--- Your instructions ---
Return every record below exactly as written, omitting any pictures.

--- Data for this task ---
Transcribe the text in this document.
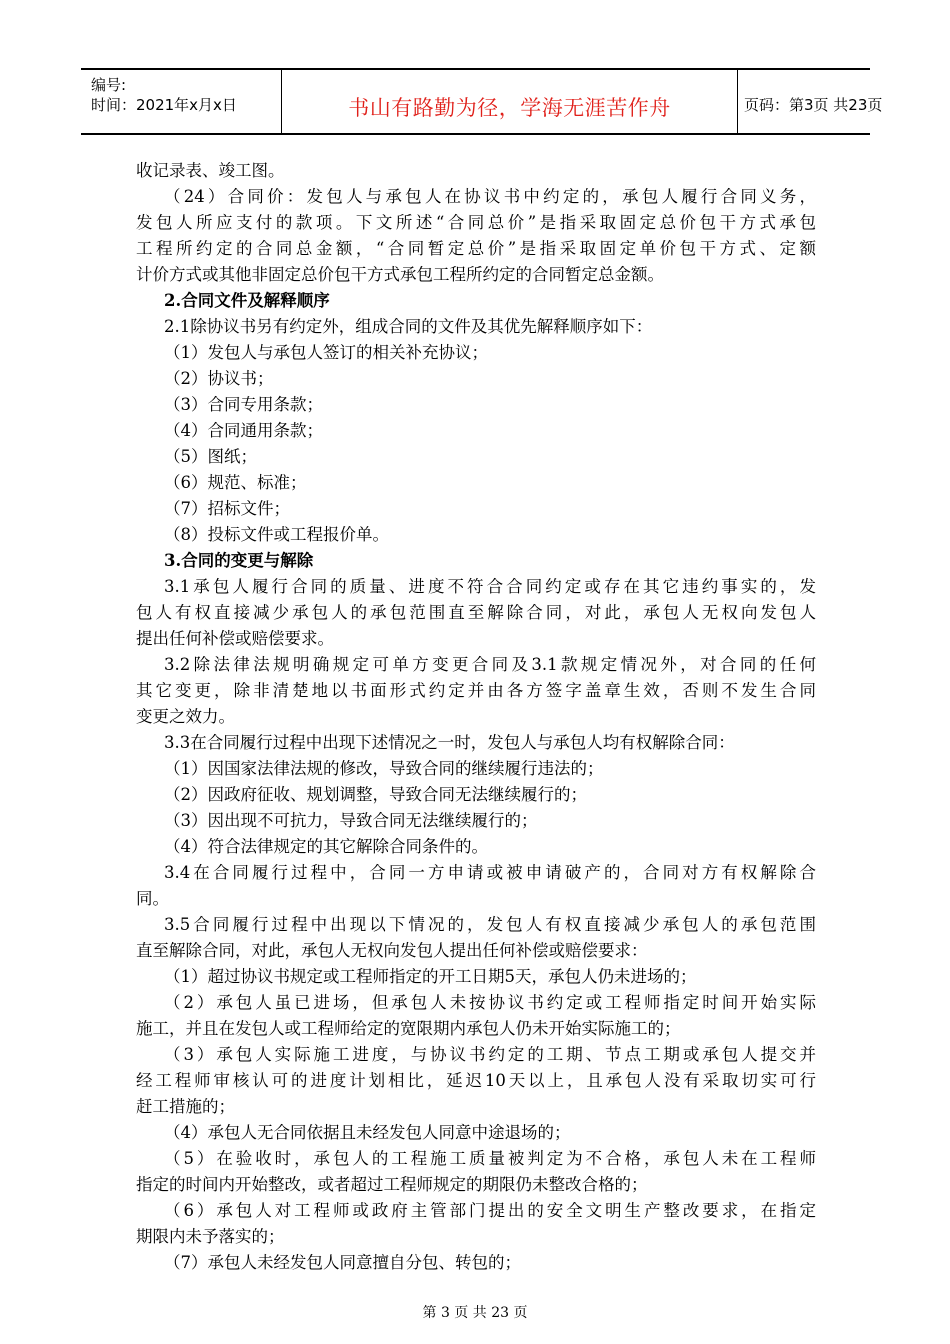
编号:
时间：2021年x月x日	书山有路勤为径，学海无涯苦作舟	页码：第3页 共23页
收记录表、竣工图。
（24）合同价：发包人与承包人在协议书中约定的，承包人履行合同义务，
发包人所应支付的款项。下文所述“合同总价”是指采取固定总价包干方式承包
工程所约定的合同总金额，“合同暂定总价”是指采取固定单价包干方式、定额
计价方式或其他非固定总价包干方式承包工程所约定的合同暂定总金额。
2.合同文件及解释顺序
2.1除协议书另有约定外，组成合同的文件及其优先解释顺序如下：
（1）发包人与承包人签订的相关补充协议；
（2）协议书；
（3）合同专用条款；
（4）合同通用条款；
（5）图纸；
（6）规范、标准；
（7）招标文件；
（8）投标文件或工程报价单。
3.合同的变更与解除
3.1承包人履行合同的质量、进度不符合合同约定或存在其它违约事实的，发
包人有权直接减少承包人的承包范围直至解除合同，对此，承包人无权向发包人
提出任何补偿或赔偿要求。
3.2除法律法规明确规定可单方变更合同及3.1款规定情况外，对合同的任何
其它变更，除非清楚地以书面形式约定并由各方签字盖章生效，否则不发生合同
变更之效力。
3.3在合同履行过程中出现下述情况之一时，发包人与承包人均有权解除合同：
（1）因国家法律法规的修改，导致合同的继续履行违法的；
（2）因政府征收、规划调整，导致合同无法继续履行的；
（3）因出现不可抗力，导致合同无法继续履行的；
（4）符合法律规定的其它解除合同条件的。
3.4在合同履行过程中，合同一方申请或被申请破产的，合同对方有权解除合
同。
3.5合同履行过程中出现以下情况的，发包人有权直接减少承包人的承包范围
直至解除合同，对此，承包人无权向发包人提出任何补偿或赔偿要求：
（1）超过协议书规定或工程师指定的开工日期5天，承包人仍未进场的；
（2）承包人虽已进场，但承包人未按协议书约定或工程师指定时间开始实际
施工，并且在发包人或工程师给定的宽限期内承包人仍未开始实际施工的；
（3）承包人实际施工进度，与协议书约定的工期、节点工期或承包人提交并
经工程师审核认可的进度计划相比，延迟10天以上，且承包人没有采取切实可行
赶工措施的；
（4）承包人无合同依据且未经发包人同意中途退场的；
（5）在验收时，承包人的工程施工质量被判定为不合格，承包人未在工程师
指定的时间内开始整改，或者超过工程师规定的期限仍未整改合格的；
（6）承包人对工程师或政府主管部门提出的安全文明生产整改要求，在指定
期限内未予落实的；
（7）承包人未经发包人同意擅自分包、转包的；
第 3 页 共 23 页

--- Task response ---
Transcribe the text in this document.
编号:
时间：2021年x月x日	书山有路勤为径，学海无涯苦作舟	页码：第3页 共23页
收记录表、竣工图。
（24）合同价：发包人与承包人在协议书中约定的，承包人履行合同义务，
发包人所应支付的款项。下文所述“合同总价”是指采取固定总价包干方式承包
工程所约定的合同总金额，“合同暂定总价”是指采取固定单价包干方式、定额
计价方式或其他非固定总价包干方式承包工程所约定的合同暂定总金额。
2.合同文件及解释顺序
2.1除协议书另有约定外，组成合同的文件及其优先解释顺序如下：
（1）发包人与承包人签订的相关补充协议；
（2）协议书；
（3）合同专用条款；
（4）合同通用条款；
（5）图纸；
（6）规范、标准；
（7）招标文件；
（8）投标文件或工程报价单。
3.合同的变更与解除
3.1承包人履行合同的质量、进度不符合合同约定或存在其它违约事实的，发
包人有权直接减少承包人的承包范围直至解除合同，对此，承包人无权向发包人
提出任何补偿或赔偿要求。
3.2除法律法规明确规定可单方变更合同及3.1款规定情况外，对合同的任何
其它变更，除非清楚地以书面形式约定并由各方签字盖章生效，否则不发生合同
变更之效力。
3.3在合同履行过程中出现下述情况之一时，发包人与承包人均有权解除合同：
（1）因国家法律法规的修改，导致合同的继续履行违法的；
（2）因政府征收、规划调整，导致合同无法继续履行的；
（3）因出现不可抗力，导致合同无法继续履行的；
（4）符合法律规定的其它解除合同条件的。
3.4在合同履行过程中，合同一方申请或被申请破产的，合同对方有权解除合
同。
3.5合同履行过程中出现以下情况的，发包人有权直接减少承包人的承包范围
直至解除合同，对此，承包人无权向发包人提出任何补偿或赔偿要求：
（1）超过协议书规定或工程师指定的开工日期5天，承包人仍未进场的；
（2）承包人虽已进场，但承包人未按协议书约定或工程师指定时间开始实际
施工，并且在发包人或工程师给定的宽限期内承包人仍未开始实际施工的；
（3）承包人实际施工进度，与协议书约定的工期、节点工期或承包人提交并
经工程师审核认可的进度计划相比，延迟10天以上，且承包人没有采取切实可行
赶工措施的；
（4）承包人无合同依据且未经发包人同意中途退场的；
（5）在验收时，承包人的工程施工质量被判定为不合格，承包人未在工程师
指定的时间内开始整改，或者超过工程师规定的期限仍未整改合格的；
（6）承包人对工程师或政府主管部门提出的安全文明生产整改要求，在指定
期限内未予落实的；
（7）承包人未经发包人同意擅自分包、转包的；
第 3 页 共 23 页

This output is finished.